◆ Directions: Please answer from the text on the Port of Tallinn's greenhouse gas assessment: who developed the guidelines the assessment followed, and in what year?

For the assessment of GHG related to the activities of the Port of Tallinn, we followed the methodological basis of the Environmental Footprint Assessment Guidelines (https://envir.ee/kliima/toetavad-materjalid/organisatsioonide-khg-jalajalg accessed on 1 December 2022) developed by SEI Tallinn in 2021. The developed calculation methodology is based on widely accepted international guidelines and standards for determining the greenhouse gas footprint, including the Greenhouse Gas Protocol, the IPCC Assessment Report and ISO 14064-1:2018. At the same time, it incorporates specific assumptions and conditions that are unique to Estonia. As a result, this approach harmonizes the methodological basis and data set, making it easier for Estonian organizations to accurately calculate their environmental footprint. Consequently, this is helping organizations to harmonize their GHG footprint calculations.
The following generalized formulae have been used to calculate GHG emissions. The heat values and specific emission factors in the formulae depend on the type of fuel, energy and equipment, as well as the year.
  • Vehicles and Mobile Devices:
    Fuel consumption (TJ) = Fuel consumption (in liters) × Heat value (TJ L−1)
    CO2 emissions (in tons) = Fuel consumption (TJ) × CO2 specific emission factor (tCO2 TJ−1)
    CO2 emissions in CO2 equivalent (in tons) = CO2 emissions (in tons) + 25 × CH4 emissions (in tons) + 298 × N2O emissions (in tons)
    CH4 emissions = Fuel consumption (TJ) × CH4 specific emission factor (t CH4 TJ−1)
    N2O emissions = Fuel consumption (TJ) × N2O specific emission factor (t N2O TJ−1)
  • Electricity Consumption:
    Fuel consumption (TJ) = Annual electricity consumption (MWh) × Heat value (TJ MWh−1)
    CO2 emissions (in tons) = Fuel consumption (TJ) × CO2 specific emission factor (tCO2 TJ−1)
    CO2 emissions in CO2 equivalent (in tons) = CO2 emissions (in tons) × CO2 equivalent specific emission factor (tCO2 TJ−1)
Stationary Devices: the GHG emissions of stationary devices were calculated based on whether the device consumed fuel (calculated as vehicles) or electricity (calculated as electricity consumption).
  • Heat Production:
    Fuel consumption (TJ) = Fuel consumption (m3) × Heat value (TJ m−3)
    CO2 emissions (in tons) = Fuel consumption (TJ) × CO2 specific emission factor (tCO2 TJ−1)
    CO2 emissions in CO2 equivalent (in tons) = CO2 emissions (in tons) + 25 × CH4 emissions (in tons) + 298 × N2O emissions (in tons)
    CH4 emissions = Fuel consumption (TJ) × CH4 specific emission factor (t CH4 TJ−1)
    N2O emissions = Fuel consumption (TJ) × N2O specific emission factor (t N2O TJ−1)
  • Heat Consumption:
    Fuel consumption (TJ) = Annual heat consumption (MWh) × Heat value (TJ MWh−1)
    CO2 emissions (in tons) = Fuel consumption (TJ) × CO2 specific emission factor (tCO2 TJ−1)
    CO2 emissions in CO2 equivalent (in tons) = CO2 emissions (in tons) × CO2 equivalent specific emission factor (tCO2 TJ−1)

Stored data entries
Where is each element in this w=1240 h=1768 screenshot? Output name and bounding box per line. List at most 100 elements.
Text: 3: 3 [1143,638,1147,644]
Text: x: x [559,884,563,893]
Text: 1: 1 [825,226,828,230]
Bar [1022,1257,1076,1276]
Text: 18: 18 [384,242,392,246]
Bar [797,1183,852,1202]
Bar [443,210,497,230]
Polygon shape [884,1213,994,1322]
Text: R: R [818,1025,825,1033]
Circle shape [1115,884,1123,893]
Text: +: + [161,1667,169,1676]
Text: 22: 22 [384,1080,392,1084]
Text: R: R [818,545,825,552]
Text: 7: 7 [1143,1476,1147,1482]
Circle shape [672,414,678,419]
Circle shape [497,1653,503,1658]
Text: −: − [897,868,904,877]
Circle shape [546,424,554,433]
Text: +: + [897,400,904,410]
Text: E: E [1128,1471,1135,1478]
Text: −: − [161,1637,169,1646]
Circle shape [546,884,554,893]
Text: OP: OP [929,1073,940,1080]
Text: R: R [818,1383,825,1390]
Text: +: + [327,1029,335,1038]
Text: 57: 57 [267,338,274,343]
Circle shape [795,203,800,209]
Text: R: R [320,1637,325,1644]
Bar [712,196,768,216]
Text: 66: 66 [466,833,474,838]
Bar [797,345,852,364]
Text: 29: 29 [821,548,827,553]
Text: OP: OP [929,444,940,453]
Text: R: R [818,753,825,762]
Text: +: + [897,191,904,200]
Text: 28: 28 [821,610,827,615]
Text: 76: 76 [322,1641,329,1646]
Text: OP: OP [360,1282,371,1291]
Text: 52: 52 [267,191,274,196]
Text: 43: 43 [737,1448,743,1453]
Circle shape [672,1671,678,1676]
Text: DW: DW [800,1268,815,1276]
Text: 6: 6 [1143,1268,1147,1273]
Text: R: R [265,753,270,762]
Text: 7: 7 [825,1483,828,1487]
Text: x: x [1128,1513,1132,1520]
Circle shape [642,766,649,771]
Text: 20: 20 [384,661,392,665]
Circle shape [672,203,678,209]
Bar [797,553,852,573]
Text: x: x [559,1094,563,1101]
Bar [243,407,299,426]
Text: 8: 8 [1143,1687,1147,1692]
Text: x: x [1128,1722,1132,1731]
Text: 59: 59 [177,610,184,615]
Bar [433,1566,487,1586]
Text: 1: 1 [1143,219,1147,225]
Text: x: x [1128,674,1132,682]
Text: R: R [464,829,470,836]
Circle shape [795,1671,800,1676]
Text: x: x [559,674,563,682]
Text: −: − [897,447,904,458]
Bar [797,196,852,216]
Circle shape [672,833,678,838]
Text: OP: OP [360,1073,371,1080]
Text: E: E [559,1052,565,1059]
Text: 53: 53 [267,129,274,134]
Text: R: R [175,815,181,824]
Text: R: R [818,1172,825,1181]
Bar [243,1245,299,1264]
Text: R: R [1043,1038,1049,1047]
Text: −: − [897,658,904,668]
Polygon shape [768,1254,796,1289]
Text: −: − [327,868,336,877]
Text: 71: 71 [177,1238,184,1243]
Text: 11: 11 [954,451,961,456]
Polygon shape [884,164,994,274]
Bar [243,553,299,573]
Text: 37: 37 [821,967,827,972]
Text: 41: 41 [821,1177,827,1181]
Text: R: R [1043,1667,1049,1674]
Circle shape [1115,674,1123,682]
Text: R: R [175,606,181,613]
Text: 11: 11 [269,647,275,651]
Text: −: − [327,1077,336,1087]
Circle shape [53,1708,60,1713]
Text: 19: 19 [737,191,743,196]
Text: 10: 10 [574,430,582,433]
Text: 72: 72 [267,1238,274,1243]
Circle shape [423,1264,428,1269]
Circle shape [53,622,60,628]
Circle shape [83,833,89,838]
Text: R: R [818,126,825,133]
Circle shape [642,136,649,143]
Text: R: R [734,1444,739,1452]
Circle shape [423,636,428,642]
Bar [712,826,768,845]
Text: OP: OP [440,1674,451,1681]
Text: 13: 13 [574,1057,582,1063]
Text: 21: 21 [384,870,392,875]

◆ Output of the exercise: SEI Tallinn developed them in 2021.